INSTRUCTIONS FOR THE TASK
Review the listing and copy each line that holds the word "febrero".

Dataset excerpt
****************************************
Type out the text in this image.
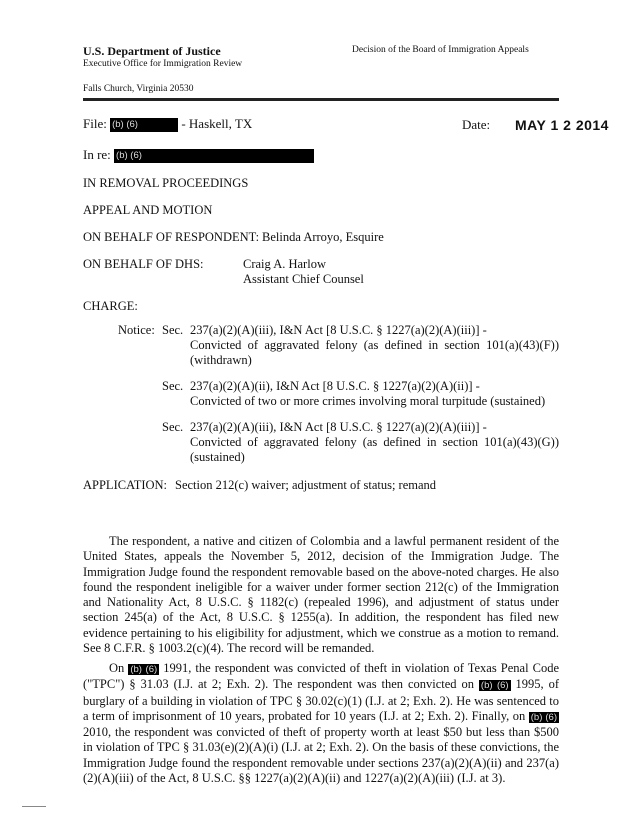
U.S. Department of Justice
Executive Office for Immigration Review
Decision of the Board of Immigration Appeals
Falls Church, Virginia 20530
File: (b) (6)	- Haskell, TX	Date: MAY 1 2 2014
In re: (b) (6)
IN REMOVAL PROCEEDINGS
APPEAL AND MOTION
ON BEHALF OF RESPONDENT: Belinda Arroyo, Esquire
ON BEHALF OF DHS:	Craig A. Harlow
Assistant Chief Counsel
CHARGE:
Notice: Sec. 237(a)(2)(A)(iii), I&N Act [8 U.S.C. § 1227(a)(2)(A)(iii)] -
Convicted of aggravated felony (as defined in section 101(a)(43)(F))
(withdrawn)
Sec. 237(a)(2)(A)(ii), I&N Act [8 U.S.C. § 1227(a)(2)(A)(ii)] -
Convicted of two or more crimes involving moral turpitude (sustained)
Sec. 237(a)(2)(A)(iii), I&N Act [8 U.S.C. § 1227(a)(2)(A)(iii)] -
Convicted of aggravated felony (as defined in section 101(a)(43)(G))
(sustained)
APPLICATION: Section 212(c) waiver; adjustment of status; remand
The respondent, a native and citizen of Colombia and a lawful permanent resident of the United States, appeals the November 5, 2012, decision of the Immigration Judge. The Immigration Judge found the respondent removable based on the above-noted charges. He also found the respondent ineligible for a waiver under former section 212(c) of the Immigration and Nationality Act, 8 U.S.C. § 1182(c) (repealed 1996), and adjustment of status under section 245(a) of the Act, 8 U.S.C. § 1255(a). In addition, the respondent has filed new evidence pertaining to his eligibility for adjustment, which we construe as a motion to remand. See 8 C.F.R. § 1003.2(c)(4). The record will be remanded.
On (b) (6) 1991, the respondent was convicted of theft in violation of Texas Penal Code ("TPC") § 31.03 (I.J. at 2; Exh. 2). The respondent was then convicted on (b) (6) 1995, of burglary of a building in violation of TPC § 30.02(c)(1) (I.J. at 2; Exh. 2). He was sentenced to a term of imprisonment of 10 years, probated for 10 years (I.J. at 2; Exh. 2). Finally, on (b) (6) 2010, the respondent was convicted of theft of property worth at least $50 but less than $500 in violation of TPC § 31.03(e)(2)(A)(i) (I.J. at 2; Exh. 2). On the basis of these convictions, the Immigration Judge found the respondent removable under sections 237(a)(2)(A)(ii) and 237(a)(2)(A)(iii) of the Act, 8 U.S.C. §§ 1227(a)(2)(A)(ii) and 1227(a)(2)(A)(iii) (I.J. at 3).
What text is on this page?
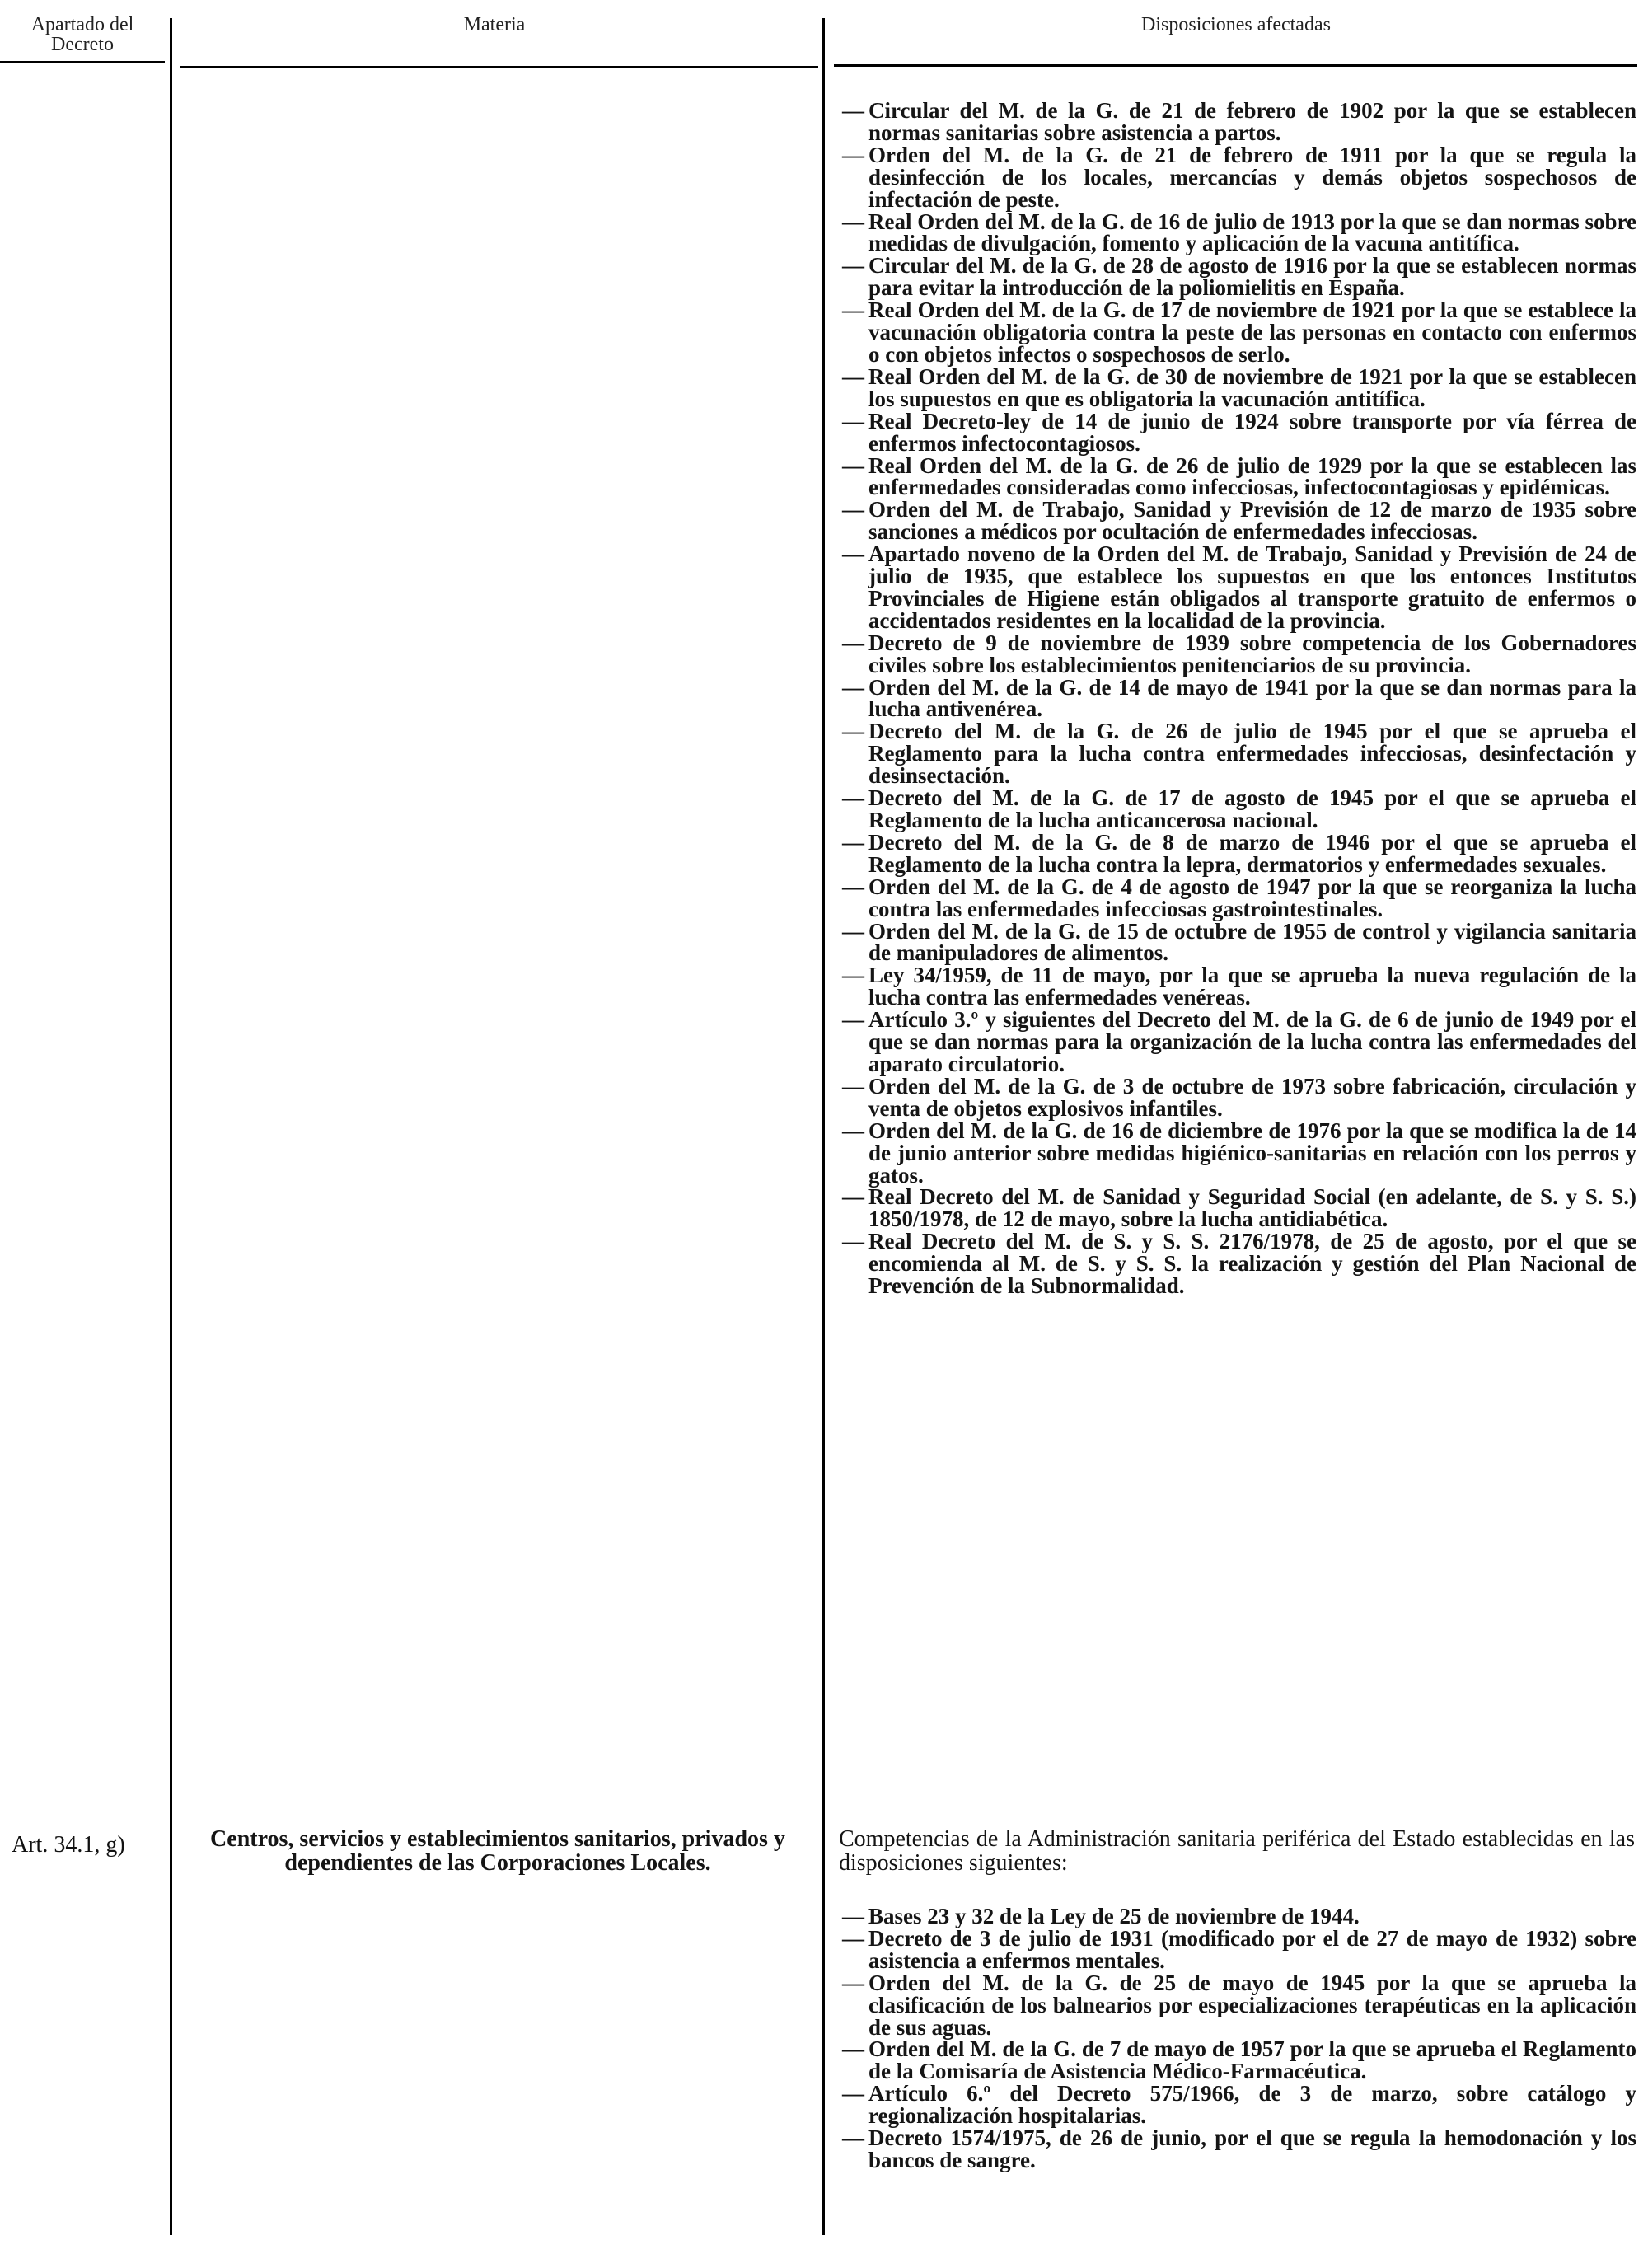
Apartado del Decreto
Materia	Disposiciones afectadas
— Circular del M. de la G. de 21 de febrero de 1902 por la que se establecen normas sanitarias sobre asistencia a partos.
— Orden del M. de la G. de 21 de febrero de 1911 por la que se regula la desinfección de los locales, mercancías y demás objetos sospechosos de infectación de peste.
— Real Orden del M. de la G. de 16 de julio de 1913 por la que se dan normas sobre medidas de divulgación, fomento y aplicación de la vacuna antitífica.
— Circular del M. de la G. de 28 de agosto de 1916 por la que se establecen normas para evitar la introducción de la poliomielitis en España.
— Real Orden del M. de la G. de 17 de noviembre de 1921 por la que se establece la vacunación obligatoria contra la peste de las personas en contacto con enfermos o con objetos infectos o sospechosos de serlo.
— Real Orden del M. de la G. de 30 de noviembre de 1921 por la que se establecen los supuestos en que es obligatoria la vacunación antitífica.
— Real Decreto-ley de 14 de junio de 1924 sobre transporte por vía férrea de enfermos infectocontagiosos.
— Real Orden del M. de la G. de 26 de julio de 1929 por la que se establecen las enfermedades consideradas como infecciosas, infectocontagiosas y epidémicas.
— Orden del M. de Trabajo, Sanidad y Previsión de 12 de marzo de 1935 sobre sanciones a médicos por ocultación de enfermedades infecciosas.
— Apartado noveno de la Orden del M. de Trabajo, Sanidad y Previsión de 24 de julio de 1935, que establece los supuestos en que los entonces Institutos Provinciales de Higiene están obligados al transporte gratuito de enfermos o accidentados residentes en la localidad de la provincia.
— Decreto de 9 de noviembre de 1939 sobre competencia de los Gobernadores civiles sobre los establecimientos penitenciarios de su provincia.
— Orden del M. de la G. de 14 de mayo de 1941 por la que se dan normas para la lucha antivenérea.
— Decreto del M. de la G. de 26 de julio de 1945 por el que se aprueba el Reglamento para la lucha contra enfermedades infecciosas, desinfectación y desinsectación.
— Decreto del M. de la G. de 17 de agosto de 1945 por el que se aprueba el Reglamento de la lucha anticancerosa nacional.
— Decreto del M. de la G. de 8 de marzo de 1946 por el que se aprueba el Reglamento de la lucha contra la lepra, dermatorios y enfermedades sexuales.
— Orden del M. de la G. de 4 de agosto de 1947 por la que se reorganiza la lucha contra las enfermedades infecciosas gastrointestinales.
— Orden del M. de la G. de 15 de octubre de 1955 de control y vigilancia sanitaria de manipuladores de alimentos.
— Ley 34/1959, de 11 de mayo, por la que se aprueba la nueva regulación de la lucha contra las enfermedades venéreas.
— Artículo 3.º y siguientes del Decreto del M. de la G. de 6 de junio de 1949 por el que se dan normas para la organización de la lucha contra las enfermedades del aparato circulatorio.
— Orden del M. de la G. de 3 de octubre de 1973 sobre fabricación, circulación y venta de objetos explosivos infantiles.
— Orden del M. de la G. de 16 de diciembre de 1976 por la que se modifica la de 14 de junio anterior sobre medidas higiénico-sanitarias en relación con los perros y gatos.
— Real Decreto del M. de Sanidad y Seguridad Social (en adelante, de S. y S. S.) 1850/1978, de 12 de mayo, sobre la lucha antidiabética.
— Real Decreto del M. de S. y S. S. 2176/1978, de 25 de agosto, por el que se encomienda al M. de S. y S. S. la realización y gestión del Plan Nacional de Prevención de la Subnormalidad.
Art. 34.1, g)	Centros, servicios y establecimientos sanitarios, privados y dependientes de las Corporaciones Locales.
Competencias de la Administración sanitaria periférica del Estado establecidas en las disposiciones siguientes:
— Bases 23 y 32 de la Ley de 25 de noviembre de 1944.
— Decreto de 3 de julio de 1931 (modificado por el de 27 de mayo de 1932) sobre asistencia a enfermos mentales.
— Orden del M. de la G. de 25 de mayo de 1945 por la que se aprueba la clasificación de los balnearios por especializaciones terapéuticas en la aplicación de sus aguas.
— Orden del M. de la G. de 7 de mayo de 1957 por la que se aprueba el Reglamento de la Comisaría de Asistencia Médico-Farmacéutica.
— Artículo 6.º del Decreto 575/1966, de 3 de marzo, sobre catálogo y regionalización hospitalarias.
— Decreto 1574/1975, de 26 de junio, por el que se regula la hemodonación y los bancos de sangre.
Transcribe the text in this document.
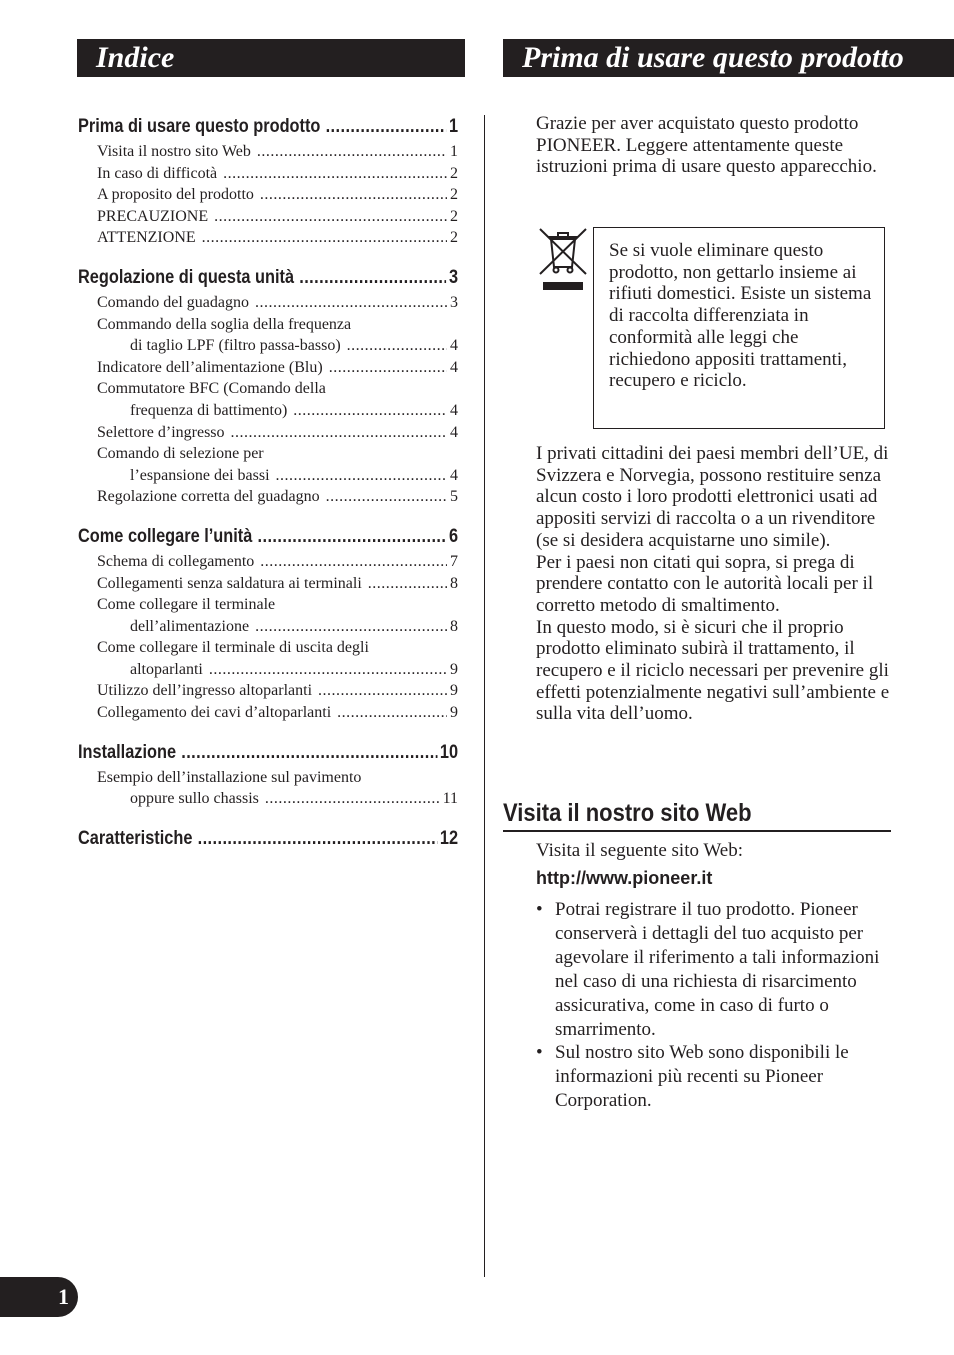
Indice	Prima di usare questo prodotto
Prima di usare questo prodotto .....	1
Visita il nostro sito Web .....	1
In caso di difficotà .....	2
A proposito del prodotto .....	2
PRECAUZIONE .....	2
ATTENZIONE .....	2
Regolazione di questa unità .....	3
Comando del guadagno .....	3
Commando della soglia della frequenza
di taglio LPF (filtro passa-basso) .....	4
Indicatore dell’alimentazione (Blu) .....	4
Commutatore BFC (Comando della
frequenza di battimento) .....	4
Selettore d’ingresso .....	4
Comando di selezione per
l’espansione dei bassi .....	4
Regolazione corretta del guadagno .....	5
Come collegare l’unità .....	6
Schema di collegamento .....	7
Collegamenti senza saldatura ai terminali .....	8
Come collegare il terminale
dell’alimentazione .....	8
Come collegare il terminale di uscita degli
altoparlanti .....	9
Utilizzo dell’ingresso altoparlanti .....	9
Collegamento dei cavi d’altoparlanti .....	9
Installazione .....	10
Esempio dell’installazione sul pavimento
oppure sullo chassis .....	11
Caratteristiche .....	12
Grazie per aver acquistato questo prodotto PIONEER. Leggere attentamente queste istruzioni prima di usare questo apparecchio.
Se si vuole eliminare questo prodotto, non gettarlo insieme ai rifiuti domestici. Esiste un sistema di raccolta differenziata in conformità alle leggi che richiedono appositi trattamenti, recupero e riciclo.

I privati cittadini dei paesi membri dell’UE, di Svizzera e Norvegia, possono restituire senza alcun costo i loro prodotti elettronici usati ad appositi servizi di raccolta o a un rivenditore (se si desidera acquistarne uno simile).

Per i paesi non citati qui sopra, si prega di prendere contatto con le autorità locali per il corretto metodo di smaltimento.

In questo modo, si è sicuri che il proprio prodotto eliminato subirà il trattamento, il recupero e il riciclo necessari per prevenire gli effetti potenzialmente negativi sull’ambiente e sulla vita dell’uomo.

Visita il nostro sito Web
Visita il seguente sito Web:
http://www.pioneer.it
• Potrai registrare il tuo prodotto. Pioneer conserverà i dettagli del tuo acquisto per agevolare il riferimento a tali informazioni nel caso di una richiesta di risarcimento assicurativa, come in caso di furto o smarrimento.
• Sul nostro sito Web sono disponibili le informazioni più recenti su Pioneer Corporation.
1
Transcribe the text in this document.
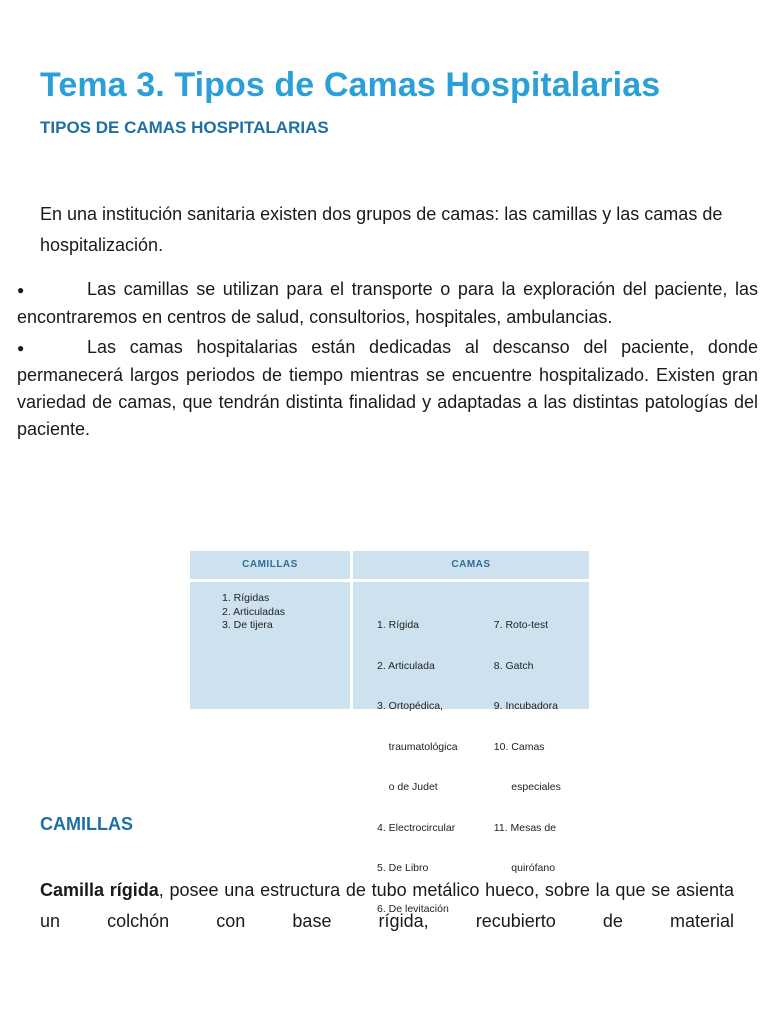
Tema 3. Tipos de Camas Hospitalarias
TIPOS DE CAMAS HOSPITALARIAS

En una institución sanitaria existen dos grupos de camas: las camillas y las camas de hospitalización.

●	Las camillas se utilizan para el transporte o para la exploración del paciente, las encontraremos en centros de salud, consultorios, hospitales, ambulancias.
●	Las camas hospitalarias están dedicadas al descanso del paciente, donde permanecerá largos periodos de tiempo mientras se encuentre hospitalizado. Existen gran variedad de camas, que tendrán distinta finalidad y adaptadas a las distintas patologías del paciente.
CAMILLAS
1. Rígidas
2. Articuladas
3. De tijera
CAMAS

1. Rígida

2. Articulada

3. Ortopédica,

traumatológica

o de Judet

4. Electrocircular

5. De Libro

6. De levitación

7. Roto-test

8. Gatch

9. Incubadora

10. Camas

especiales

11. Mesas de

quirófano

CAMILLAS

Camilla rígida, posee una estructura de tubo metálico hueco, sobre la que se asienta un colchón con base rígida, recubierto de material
****************************************
SOLUTION TO THIS EXERCISE
— Circular del M. de la G. de 21 de febrero de 1902 por la que se establecen normas sanitarias sobre asistencia a partos.
— Orden del M. de la G. de 21 de febrero de 1911 por la que se regula la desinfección de los locales, mercancías y demás objetos sospechosos de infectación de peste.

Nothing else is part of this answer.